**Problem**
Pick out all lines in the listing holding the string "tree" and copy them.

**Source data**

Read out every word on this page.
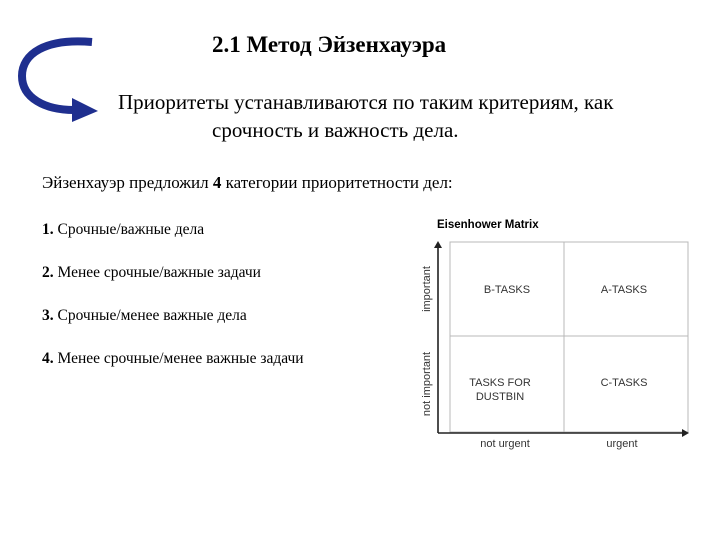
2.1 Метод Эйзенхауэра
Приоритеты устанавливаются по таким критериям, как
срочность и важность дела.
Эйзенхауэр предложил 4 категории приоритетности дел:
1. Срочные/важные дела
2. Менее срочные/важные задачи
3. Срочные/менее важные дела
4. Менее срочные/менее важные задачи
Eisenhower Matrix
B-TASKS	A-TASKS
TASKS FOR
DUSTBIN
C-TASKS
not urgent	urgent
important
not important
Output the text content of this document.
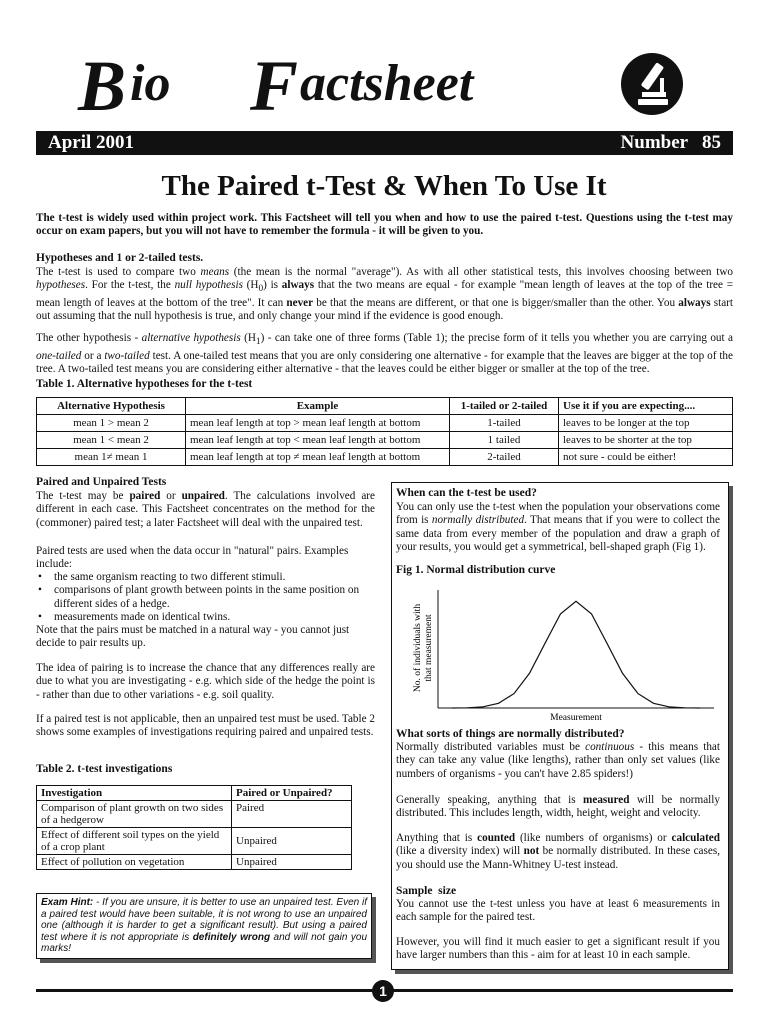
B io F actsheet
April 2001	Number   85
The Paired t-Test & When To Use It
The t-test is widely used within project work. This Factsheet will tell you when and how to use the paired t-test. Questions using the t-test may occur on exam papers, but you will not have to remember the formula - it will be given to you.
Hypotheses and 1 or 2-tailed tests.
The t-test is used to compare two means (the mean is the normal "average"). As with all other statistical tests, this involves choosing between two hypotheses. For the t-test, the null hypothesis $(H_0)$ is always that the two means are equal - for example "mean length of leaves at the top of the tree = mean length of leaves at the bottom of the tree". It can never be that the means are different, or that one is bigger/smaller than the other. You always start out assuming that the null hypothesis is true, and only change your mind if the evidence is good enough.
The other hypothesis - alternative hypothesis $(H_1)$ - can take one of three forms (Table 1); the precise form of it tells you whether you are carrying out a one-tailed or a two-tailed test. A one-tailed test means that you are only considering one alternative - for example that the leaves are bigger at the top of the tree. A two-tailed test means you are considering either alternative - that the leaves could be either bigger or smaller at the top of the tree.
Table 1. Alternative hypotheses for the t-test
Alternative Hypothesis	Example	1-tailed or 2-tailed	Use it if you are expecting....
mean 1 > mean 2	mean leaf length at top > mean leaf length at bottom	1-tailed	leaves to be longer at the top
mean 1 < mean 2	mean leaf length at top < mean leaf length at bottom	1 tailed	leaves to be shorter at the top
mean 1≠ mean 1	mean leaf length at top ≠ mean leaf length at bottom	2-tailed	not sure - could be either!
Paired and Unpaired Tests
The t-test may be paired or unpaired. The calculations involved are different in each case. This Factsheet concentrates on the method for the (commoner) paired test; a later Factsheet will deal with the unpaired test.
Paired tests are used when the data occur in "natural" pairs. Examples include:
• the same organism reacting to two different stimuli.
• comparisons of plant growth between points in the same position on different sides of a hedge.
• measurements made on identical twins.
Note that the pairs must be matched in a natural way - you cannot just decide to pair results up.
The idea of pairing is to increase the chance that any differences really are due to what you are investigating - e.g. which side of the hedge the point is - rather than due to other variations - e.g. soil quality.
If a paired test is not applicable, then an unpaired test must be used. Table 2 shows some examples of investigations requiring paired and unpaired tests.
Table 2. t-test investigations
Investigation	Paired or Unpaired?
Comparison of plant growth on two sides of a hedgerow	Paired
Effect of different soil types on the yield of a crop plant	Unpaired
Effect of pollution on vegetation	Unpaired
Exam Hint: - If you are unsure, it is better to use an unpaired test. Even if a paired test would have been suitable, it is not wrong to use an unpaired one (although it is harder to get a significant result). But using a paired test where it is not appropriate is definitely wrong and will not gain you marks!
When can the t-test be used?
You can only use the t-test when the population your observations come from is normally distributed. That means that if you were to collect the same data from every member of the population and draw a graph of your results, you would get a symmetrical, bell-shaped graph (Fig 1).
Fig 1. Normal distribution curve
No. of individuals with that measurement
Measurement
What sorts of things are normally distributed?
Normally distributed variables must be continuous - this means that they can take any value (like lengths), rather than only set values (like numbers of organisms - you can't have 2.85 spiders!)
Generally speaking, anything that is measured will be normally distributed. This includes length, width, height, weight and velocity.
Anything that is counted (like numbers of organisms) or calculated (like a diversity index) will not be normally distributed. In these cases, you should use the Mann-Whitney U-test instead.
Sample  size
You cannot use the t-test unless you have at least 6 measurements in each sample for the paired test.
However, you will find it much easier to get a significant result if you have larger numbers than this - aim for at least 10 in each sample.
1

**Answer below**
The t-test is used to compare two means (the mean is the normal "average"). As with all other statistical tests, this involves choosing between two hypotheses. For the t-test, the null hypothesis $(H_0)$ is always that the two means are equal - for example "mean length of leaves at the top of the tree = mean length of leaves at the bottom of the tree". It can never be that the means are different, or that one is bigger/smaller than the other. You always start out assuming that the null hypothesis is true, and only change your mind if the evidence is good enough.
The other hypothesis - alternative hypothesis $(H_1)$ - can take one of three forms (Table 1); the precise form of it tells you whether you are carrying out a one-tailed or a two-tailed test. A one-tailed test means that you are only considering one alternative - for example that the leaves are bigger at the top of the tree. A two-tailed test means you are considering either alternative - that the leaves could be either bigger or smaller at the top of the tree.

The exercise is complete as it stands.